> **Prompt**:
Print each line of the listing once more, precisely as given.

>> Start Data provided

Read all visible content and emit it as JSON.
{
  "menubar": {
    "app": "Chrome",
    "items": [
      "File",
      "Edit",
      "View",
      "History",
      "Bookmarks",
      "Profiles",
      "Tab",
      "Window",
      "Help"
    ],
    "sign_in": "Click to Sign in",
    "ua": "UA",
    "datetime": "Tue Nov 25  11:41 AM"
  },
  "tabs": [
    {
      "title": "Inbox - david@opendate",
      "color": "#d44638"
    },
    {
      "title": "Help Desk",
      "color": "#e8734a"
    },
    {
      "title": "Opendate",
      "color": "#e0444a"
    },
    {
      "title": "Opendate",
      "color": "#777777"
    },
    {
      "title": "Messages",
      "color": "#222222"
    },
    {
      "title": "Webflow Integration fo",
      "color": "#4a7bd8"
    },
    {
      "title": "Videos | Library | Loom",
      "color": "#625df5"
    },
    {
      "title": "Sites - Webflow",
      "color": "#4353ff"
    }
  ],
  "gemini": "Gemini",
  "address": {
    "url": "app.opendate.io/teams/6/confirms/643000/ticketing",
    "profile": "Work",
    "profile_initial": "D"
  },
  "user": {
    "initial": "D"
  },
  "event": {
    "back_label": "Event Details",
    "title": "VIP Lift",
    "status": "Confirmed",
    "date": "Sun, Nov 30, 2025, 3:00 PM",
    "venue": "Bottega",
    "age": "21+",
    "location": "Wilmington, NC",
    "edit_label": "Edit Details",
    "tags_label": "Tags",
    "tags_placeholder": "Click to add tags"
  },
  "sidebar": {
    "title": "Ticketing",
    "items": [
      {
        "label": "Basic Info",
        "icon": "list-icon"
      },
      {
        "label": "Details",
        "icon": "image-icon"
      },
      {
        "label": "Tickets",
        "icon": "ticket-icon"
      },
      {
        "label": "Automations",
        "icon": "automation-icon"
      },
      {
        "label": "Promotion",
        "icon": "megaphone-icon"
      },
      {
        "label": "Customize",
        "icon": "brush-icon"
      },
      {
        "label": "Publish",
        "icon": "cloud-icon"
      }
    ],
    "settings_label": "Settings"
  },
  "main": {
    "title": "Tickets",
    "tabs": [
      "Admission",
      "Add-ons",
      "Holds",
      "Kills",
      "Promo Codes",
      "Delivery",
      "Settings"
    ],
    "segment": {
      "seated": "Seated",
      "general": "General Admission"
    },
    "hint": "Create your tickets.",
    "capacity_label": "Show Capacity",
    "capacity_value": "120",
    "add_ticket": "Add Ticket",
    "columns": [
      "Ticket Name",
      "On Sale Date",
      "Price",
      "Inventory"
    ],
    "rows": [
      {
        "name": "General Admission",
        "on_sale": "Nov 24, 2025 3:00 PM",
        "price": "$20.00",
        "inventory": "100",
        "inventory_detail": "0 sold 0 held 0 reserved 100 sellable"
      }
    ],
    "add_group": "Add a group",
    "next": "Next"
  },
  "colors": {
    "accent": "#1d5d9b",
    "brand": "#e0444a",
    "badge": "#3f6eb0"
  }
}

>> End Data provided

> **Solution for this task**:
Read all visible content and emit it as JSON.
{
  "menubar": {
    "app": "Chrome",
    "items": [
      "File",
      "Edit",
      "View",
      "History",
      "Bookmarks",
      "Profiles",
      "Tab",
      "Window",
      "Help"
    ],
    "sign_in": "Click to Sign in",
    "ua": "UA",
    "datetime": "Tue Nov 25  11:41 AM"
  },
  "tabs": [
    {
      "title": "Inbox - david@opendate",
      "color": "#d44638"
    },
    {
      "title": "Help Desk",
      "color": "#e8734a"
    },
    {
      "title": "Opendate",
      "color": "#e0444a"
    },
    {
      "title": "Opendate",
      "color": "#777777"
    },
    {
      "title": "Messages",
      "color": "#222222"
    },
    {
      "title": "Webflow Integration fo",
      "color": "#4a7bd8"
    },
    {
      "title": "Videos | Library | Loom",
      "color": "#625df5"
    },
    {
      "title": "Sites - Webflow",
      "color": "#4353ff"
    }
  ],
  "gemini": "Gemini",
  "address": {
    "url": "app.opendate.io/teams/6/confirms/643000/ticketing",
    "profile": "Work",
    "profile_initial": "D"
  },
  "user": {
    "initial": "D"
  },
  "event": {
    "back_label": "Event Details",
    "title": "VIP Lift",
    "status": "Confirmed",
    "date": "Sun, Nov 30, 2025, 3:00 PM",
    "venue": "Bottega",
    "age": "21+",
    "location": "Wilmington, NC",
    "edit_label": "Edit Details",
    "tags_label": "Tags",
    "tags_placeholder": "Click to add tags"
  },
  "sidebar": {
    "title": "Ticketing",
    "items": [
      {
        "label": "Basic Info",
        "icon": "list-icon"
      },
      {
        "label": "Details",
        "icon": "image-icon"
      },
      {
        "label": "Tickets",
        "icon": "ticket-icon"
      },
      {
        "label": "Automations",
        "icon": "automation-icon"
      },
      {
        "label": "Promotion",
        "icon": "megaphone-icon"
      },
      {
        "label": "Customize",
        "icon": "brush-icon"
      },
      {
        "label": "Publish",
        "icon": "cloud-icon"
      }
    ],
    "settings_label": "Settings"
  },
  "main": {
    "title": "Tickets",
    "tabs": [
      "Admission",
      "Add-ons",
      "Holds",
      "Kills",
      "Promo Codes",
      "Delivery",
      "Settings"
    ],
    "segment": {
      "seated": "Seated",
      "general": "General Admission"
    },
    "hint": "Create your tickets.",
    "capacity_label": "Show Capacity",
    "capacity_value": "120",
    "add_ticket": "Add Ticket",
    "columns": [
      "Ticket Name",
      "On Sale Date",
      "Price",
      "Inventory"
    ],
    "rows": [
      {
        "name": "General Admission",
        "on_sale": "Nov 24, 2025 3:00 PM",
        "price": "$20.00",
        "inventory": "100",
        "inventory_detail": "0 sold 0 held 0 reserved 100 sellable"
      }
    ],
    "add_group": "Add a group",
    "next": "Next"
  },
  "colors": {
    "accent": "#1d5d9b",
    "brand": "#e0444a",
    "badge": "#3f6eb0"
  }
}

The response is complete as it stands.